- **Exercise**
Lines containing the string "资本新领袖" are to be collected in full.

- **Given data**

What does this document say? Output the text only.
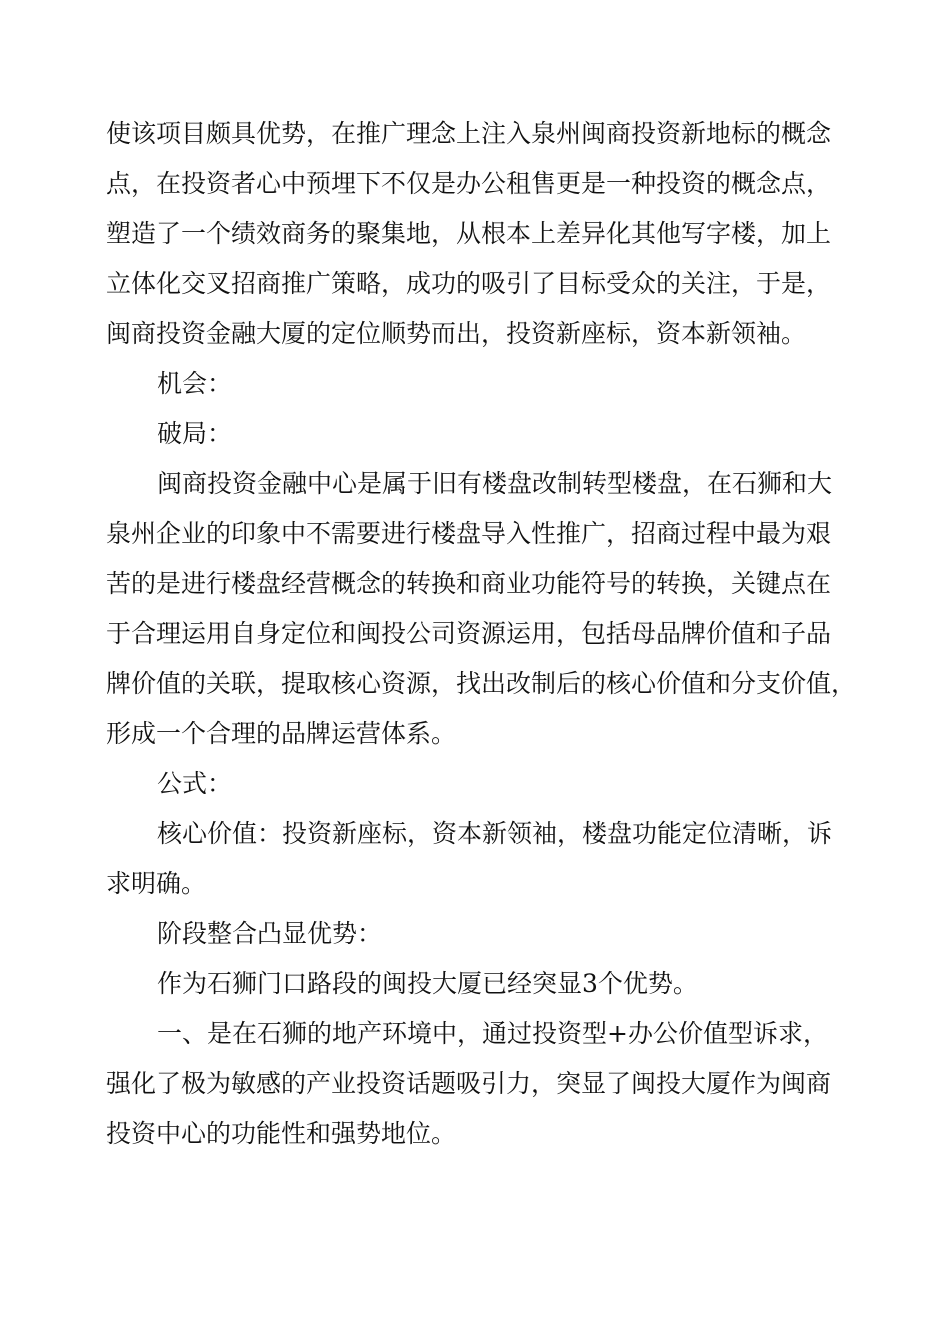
使该项目颇具优势，在推广理念上注入泉州闽商投资新地标的概念

点，在投资者心中预埋下不仅是办公租售更是一种投资的概念点，

塑造了一个绩效商务的聚集地，从根本上差异化其他写字楼，加上

立体化交叉招商推广策略，成功的吸引了目标受众的关注，于是，

闽商投资金融大厦的定位顺势而出，投资新座标，资本新领袖。

机会：

破局：

闽商投资金融中心是属于旧有楼盘改制转型楼盘，在石狮和大

泉州企业的印象中不需要进行楼盘导入性推广，招商过程中最为艰

苦的是进行楼盘经营概念的转换和商业功能符号的转换，关键点在

于合理运用自身定位和闽投公司资源运用，包括母品牌价值和子品

牌价值的关联，提取核心资源，找出改制后的核心价值和分支价值，

形成一个合理的品牌运营体系。

公式：

核心价值：投资新座标，资本新领袖，楼盘功能定位清晰，诉

求明确。

阶段整合凸显优势：

作为石狮门口路段的闽投大厦已经突显3个优势。

一、是在石狮的地产环境中，通过投资型+办公价值型诉求，

强化了极为敏感的产业投资话题吸引力，突显了闽投大厦作为闽商

投资中心的功能性和强势地位。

- **Exercise output**
闽商投资金融大厦的定位顺势而出，投资新座标，资本新领袖。
核心价值：投资新座标，资本新领袖，楼盘功能定位清晰，诉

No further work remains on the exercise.